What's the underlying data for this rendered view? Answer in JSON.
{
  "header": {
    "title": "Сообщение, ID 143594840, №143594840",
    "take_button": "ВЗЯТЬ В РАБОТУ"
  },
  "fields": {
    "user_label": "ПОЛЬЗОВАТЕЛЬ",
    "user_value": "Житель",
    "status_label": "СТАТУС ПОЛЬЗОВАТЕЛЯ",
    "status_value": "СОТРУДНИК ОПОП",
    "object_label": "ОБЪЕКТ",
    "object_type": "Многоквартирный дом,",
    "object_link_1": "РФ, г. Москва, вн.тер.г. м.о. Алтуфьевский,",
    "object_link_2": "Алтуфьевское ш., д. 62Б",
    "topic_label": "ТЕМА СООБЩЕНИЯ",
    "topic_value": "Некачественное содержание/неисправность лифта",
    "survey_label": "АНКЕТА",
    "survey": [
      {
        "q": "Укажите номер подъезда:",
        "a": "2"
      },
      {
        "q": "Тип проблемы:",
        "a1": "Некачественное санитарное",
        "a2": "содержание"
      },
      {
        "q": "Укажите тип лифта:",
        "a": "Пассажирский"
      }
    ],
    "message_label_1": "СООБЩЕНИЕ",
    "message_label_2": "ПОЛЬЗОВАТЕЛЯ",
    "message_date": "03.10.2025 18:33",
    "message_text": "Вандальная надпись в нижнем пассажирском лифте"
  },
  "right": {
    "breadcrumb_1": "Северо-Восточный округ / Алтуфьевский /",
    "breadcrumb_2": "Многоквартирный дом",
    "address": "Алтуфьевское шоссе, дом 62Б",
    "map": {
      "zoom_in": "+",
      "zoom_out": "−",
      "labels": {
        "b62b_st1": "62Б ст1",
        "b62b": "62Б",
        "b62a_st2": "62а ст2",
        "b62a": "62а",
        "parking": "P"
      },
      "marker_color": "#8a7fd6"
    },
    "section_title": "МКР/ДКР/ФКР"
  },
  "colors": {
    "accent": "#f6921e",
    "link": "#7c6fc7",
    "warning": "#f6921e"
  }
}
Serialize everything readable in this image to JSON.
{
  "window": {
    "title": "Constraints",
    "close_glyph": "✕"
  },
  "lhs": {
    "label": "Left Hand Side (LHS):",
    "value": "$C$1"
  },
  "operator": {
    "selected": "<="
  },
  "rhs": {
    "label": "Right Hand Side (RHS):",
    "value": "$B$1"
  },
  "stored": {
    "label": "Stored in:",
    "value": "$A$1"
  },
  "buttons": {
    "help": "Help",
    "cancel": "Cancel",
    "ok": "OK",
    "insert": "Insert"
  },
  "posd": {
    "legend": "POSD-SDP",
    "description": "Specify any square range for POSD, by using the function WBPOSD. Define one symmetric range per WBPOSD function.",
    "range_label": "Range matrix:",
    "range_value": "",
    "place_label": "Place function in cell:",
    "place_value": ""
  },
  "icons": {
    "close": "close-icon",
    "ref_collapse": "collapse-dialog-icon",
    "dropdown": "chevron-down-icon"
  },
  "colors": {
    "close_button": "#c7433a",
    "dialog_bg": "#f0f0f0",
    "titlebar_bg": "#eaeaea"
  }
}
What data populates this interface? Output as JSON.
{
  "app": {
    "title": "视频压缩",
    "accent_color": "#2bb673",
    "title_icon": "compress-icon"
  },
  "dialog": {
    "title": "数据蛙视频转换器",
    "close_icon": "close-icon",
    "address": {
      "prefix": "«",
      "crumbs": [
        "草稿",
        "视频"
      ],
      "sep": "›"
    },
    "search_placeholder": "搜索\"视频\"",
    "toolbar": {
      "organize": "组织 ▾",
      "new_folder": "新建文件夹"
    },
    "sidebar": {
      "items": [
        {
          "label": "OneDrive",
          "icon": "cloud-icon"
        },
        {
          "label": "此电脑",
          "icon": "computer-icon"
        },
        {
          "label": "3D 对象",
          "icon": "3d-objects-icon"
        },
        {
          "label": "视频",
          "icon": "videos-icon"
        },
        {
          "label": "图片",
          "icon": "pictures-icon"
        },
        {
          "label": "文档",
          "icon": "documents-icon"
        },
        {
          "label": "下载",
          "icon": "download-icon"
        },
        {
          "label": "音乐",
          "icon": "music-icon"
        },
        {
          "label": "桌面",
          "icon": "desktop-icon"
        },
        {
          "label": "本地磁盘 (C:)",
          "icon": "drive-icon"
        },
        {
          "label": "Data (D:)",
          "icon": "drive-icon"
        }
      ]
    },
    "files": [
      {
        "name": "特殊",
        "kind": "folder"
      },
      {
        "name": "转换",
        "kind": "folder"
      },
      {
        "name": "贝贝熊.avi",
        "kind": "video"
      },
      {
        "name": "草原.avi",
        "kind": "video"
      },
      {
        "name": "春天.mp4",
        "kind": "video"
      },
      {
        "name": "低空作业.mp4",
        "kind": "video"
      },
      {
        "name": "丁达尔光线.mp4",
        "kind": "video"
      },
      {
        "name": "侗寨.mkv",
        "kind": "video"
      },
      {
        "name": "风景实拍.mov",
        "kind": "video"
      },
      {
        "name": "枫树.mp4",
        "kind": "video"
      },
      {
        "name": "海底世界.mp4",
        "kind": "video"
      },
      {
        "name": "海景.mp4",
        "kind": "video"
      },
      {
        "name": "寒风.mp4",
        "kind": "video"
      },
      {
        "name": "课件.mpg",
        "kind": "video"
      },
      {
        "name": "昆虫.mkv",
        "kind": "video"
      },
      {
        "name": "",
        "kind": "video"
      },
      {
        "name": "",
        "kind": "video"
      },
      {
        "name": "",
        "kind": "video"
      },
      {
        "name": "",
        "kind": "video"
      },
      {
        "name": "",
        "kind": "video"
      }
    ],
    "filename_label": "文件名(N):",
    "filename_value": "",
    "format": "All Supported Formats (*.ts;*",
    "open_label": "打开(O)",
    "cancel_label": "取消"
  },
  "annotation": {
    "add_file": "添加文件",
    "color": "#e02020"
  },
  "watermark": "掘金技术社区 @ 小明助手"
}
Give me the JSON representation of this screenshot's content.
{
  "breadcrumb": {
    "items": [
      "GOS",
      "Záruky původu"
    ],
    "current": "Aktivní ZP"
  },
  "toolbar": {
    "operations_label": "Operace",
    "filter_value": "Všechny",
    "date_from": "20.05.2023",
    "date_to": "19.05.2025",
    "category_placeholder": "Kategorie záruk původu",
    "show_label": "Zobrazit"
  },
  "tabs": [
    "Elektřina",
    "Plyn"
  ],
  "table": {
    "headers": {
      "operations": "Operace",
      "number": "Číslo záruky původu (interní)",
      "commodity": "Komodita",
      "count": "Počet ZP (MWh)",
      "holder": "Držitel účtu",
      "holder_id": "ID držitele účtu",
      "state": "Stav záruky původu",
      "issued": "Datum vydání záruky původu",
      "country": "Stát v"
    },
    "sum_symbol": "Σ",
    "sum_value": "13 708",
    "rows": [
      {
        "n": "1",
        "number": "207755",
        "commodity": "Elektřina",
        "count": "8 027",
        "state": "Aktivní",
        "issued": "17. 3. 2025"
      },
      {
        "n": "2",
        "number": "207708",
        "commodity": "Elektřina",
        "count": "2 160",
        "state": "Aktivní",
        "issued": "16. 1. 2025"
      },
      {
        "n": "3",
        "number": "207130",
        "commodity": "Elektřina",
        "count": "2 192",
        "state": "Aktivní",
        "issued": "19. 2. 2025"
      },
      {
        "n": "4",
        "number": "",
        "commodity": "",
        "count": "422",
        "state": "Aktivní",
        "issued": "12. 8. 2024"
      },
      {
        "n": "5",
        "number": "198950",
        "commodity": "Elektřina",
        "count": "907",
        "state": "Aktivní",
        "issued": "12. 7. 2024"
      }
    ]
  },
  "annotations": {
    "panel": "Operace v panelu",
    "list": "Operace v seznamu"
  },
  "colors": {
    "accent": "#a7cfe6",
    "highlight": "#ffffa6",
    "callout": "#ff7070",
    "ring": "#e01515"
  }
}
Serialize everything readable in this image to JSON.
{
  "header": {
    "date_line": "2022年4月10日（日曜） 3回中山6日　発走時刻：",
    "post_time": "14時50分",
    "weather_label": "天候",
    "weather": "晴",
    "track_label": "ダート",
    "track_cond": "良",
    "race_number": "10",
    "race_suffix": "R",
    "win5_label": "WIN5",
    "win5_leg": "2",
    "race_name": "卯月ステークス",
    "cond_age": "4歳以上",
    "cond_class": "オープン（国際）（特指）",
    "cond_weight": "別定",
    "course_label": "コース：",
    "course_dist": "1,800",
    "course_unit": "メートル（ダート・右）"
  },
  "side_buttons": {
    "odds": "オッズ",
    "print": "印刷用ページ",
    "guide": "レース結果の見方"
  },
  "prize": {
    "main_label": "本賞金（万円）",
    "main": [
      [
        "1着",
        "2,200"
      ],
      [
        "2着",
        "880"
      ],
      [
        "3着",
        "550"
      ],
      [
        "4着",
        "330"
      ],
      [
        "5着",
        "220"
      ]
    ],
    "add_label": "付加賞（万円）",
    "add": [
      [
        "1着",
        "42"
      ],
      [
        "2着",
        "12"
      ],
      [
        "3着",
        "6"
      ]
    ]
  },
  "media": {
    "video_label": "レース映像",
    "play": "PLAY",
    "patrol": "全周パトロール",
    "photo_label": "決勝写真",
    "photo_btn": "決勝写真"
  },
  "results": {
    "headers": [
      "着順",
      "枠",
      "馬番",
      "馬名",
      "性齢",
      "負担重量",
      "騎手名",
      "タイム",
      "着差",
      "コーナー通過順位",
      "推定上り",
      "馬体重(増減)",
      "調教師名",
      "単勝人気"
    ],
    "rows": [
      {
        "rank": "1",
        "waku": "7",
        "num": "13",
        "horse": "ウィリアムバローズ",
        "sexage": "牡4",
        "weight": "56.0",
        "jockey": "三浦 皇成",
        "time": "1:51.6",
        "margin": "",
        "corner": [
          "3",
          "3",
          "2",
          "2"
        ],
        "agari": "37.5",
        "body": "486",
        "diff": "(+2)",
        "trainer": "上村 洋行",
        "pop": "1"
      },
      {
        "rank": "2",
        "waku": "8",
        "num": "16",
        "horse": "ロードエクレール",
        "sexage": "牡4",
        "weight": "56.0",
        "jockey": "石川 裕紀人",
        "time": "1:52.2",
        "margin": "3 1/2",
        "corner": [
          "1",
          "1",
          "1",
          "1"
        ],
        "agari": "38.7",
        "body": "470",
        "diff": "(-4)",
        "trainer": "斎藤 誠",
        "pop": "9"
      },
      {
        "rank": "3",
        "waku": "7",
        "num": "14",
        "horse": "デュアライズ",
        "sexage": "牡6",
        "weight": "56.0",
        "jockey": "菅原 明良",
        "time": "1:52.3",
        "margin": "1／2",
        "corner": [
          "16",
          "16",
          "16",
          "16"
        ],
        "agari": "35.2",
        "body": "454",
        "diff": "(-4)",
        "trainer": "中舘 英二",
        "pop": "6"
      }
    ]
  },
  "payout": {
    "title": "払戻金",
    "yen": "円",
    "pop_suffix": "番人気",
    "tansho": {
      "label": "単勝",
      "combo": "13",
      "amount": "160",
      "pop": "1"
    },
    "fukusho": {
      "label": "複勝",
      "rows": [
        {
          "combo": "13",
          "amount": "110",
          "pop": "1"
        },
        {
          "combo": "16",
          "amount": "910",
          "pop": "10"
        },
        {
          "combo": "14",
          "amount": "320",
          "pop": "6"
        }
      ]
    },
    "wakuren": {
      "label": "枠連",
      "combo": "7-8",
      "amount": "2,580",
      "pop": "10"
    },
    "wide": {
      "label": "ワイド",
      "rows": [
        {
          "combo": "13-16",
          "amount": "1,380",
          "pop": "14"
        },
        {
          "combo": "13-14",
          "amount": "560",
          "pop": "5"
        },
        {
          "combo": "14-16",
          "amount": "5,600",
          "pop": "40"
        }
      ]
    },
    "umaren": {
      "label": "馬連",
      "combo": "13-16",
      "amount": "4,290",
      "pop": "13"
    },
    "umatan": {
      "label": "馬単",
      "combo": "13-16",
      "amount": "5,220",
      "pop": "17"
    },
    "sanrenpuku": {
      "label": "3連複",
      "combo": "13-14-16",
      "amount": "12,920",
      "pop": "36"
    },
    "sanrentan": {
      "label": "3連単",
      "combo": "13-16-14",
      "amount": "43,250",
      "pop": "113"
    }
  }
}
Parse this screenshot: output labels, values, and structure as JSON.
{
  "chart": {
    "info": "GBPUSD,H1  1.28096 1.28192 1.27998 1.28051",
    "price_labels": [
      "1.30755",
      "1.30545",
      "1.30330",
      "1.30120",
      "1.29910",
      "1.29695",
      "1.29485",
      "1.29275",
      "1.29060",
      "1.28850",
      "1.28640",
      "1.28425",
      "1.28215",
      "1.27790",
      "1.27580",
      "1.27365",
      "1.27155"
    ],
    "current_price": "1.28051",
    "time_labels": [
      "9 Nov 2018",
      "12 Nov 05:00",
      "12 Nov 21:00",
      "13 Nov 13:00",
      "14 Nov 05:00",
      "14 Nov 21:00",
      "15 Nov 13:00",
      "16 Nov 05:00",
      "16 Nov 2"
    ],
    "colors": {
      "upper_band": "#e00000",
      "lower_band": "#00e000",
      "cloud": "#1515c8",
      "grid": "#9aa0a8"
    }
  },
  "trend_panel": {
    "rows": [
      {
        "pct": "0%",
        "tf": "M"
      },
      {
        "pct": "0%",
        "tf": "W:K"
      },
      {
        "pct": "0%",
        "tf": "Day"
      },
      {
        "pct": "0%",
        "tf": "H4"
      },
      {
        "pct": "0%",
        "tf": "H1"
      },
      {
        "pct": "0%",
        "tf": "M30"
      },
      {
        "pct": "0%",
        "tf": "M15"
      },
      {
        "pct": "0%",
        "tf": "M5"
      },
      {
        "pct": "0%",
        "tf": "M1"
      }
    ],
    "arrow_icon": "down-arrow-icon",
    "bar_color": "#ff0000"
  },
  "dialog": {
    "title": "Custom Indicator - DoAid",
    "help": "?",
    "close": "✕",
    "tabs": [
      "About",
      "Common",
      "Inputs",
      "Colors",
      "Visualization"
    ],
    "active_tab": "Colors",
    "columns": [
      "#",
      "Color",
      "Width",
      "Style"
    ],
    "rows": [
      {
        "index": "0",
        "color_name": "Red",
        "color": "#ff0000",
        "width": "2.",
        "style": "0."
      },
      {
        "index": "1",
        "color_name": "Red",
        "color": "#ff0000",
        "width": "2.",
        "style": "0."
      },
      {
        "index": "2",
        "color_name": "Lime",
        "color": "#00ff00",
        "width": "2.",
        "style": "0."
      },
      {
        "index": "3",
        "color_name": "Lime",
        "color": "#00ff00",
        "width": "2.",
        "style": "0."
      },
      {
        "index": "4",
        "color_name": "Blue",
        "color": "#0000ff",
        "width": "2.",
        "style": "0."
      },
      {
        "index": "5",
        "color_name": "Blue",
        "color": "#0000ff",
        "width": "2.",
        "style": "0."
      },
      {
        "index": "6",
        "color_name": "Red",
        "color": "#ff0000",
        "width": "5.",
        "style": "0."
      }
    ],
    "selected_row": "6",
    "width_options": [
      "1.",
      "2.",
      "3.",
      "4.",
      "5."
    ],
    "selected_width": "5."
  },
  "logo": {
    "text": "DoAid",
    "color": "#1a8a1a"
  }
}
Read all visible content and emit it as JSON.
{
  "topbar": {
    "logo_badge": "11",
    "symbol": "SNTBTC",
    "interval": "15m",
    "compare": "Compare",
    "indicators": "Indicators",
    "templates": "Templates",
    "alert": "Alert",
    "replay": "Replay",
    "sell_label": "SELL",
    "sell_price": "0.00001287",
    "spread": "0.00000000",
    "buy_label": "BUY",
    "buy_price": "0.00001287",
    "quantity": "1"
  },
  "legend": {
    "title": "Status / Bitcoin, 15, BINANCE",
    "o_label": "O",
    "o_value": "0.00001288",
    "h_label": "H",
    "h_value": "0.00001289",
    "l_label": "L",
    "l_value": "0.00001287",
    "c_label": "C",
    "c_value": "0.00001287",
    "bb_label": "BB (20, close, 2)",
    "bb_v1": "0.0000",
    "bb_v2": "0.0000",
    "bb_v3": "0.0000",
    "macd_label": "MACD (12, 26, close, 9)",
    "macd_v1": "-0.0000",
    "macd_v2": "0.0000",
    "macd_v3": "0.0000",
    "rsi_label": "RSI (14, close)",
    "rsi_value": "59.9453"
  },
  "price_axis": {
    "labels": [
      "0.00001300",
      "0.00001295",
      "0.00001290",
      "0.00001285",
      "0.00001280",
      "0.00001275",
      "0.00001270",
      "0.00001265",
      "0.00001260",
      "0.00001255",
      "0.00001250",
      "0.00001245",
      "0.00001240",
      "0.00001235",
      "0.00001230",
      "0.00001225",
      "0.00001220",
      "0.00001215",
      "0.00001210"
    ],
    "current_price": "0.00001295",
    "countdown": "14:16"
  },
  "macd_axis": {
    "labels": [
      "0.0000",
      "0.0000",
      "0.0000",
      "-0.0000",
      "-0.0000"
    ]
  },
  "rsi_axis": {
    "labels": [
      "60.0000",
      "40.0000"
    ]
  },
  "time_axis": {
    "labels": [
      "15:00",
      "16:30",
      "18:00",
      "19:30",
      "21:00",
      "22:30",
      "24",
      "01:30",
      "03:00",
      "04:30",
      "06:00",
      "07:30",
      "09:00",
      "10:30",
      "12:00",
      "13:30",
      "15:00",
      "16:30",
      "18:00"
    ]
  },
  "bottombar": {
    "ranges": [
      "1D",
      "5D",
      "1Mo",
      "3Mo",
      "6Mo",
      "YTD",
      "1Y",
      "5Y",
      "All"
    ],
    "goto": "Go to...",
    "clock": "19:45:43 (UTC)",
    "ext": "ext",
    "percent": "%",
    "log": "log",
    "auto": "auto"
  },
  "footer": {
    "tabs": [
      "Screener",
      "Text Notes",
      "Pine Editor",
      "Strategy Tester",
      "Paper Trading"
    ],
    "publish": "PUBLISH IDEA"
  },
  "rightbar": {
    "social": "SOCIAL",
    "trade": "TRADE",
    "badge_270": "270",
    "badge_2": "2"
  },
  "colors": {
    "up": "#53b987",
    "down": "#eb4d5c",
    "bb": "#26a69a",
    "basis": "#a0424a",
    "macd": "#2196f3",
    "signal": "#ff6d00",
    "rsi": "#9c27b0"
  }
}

**Task to complete**
Pick out the lines containing the string "What" and show them.

**Worked answer**
What's the underlying data for this rendered view? Answer in JSON.
What data populates this interface? Output as JSON.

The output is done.